Take every line that has the string "Share" and copy it out.

..............................

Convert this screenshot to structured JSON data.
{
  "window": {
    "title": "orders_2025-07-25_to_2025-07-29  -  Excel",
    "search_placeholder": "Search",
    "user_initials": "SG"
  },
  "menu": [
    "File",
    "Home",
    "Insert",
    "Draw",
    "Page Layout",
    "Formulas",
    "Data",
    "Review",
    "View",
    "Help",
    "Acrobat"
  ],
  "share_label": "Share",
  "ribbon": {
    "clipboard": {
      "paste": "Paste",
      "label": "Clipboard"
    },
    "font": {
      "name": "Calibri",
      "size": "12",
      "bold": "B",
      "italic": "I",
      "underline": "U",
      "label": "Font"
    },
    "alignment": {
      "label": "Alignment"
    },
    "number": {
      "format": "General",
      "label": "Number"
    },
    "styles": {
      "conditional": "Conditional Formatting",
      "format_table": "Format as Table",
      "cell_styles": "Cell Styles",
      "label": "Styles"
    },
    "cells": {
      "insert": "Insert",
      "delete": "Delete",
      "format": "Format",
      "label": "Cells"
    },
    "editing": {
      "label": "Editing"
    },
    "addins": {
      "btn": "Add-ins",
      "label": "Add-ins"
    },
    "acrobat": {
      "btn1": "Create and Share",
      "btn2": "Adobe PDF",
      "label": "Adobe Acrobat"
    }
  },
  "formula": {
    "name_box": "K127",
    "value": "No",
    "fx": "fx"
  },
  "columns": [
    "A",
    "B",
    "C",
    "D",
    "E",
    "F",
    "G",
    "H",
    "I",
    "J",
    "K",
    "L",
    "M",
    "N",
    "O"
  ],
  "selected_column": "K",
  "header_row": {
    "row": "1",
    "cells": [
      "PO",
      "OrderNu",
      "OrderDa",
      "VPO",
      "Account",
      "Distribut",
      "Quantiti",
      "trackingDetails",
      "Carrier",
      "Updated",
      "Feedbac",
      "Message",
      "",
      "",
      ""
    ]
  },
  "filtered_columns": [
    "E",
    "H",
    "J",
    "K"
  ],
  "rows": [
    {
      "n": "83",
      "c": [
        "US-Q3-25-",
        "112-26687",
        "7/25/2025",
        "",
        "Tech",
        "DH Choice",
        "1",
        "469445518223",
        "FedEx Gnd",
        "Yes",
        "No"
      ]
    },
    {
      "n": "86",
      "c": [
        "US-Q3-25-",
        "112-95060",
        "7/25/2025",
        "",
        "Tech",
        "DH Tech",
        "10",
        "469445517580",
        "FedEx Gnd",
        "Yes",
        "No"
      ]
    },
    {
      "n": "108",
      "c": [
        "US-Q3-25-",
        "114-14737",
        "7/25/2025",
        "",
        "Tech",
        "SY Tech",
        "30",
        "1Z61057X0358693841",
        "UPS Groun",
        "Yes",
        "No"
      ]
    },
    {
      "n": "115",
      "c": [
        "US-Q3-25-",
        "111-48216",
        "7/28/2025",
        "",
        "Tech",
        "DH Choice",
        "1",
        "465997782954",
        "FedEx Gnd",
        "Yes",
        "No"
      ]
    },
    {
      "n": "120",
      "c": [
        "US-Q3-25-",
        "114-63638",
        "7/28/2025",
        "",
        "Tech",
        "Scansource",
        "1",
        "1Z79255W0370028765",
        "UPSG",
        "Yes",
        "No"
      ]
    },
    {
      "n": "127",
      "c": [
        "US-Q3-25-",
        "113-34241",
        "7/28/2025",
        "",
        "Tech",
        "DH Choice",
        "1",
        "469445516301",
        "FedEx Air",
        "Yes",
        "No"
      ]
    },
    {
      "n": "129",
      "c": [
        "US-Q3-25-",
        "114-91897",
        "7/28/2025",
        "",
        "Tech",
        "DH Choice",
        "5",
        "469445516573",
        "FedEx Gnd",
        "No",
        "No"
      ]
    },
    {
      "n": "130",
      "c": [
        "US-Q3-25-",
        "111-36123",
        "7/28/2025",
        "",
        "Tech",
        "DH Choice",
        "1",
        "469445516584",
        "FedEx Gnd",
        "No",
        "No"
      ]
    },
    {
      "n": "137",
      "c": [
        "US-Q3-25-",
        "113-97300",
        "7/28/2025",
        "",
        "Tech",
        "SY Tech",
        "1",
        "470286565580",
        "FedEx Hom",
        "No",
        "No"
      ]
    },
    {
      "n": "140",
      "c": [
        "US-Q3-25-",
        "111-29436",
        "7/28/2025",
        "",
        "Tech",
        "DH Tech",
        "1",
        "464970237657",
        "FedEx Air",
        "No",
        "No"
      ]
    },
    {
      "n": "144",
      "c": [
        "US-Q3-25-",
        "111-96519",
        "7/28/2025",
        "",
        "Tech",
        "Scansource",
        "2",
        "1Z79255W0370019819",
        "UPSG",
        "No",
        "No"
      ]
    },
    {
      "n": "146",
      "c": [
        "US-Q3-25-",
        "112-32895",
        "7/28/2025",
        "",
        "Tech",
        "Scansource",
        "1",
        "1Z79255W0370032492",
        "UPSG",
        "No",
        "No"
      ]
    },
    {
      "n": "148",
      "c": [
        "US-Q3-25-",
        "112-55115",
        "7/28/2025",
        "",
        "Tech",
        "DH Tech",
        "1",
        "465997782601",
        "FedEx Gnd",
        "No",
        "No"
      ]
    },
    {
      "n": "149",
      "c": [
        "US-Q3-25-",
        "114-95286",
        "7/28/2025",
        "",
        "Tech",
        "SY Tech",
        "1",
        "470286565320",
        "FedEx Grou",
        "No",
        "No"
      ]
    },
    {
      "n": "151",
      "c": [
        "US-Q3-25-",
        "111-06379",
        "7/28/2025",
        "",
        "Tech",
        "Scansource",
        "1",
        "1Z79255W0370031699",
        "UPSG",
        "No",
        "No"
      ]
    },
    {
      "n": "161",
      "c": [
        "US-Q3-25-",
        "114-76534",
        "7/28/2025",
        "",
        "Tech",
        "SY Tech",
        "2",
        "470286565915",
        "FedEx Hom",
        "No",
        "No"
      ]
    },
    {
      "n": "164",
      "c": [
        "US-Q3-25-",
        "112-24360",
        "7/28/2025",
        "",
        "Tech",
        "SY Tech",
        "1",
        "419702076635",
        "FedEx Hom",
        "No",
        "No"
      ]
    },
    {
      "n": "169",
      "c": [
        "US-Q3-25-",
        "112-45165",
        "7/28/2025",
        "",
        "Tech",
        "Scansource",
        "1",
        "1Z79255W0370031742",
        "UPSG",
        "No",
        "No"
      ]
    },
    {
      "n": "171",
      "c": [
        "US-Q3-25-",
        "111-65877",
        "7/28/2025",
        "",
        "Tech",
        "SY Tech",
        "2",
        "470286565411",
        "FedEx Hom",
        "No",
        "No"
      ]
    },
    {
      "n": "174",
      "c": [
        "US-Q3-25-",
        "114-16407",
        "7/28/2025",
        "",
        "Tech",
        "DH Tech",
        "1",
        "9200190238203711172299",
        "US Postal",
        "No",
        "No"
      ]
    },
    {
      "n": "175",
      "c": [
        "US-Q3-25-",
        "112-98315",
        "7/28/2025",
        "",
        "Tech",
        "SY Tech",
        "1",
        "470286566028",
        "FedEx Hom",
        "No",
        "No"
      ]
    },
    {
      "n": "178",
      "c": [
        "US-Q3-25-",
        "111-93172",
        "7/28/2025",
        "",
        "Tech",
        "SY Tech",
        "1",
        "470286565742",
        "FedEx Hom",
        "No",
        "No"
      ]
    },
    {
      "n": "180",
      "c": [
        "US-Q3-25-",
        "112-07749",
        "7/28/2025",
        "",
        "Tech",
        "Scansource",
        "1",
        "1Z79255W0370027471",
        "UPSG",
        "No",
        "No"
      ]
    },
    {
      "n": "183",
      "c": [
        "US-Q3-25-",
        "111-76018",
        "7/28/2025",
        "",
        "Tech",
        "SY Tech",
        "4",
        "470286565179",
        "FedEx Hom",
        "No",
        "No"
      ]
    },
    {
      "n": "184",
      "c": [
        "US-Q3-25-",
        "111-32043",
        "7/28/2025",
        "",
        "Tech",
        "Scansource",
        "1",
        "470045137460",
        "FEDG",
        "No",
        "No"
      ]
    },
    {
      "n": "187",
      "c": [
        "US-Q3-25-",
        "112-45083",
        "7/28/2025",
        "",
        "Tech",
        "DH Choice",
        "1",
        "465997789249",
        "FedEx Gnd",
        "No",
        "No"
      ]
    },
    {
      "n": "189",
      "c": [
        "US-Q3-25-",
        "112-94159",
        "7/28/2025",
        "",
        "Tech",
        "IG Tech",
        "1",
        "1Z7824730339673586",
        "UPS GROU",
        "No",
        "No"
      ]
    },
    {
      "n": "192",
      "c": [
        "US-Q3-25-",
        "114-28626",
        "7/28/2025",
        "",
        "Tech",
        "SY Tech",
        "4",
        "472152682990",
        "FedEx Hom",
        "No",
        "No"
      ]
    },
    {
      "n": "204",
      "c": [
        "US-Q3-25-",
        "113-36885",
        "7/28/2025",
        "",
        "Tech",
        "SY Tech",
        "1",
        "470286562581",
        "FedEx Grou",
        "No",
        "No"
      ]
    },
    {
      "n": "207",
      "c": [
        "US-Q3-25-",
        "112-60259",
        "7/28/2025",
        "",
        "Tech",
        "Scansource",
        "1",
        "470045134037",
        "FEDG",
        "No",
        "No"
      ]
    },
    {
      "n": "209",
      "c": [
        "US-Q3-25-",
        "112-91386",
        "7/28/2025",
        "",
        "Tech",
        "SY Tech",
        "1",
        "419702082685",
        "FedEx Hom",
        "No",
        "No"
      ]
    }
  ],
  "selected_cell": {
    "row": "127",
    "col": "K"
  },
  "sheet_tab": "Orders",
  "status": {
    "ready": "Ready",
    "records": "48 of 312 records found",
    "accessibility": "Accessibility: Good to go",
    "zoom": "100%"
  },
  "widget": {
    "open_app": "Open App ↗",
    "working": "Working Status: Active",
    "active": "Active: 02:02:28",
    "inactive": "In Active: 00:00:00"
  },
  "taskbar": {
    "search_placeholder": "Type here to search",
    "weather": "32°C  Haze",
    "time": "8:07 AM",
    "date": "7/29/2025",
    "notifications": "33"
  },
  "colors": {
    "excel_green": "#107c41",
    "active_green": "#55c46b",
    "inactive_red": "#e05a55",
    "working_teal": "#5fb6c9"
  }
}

..............................

**Exercise answer:**
  "share_label": "Share",
      "btn1": "Create and Share",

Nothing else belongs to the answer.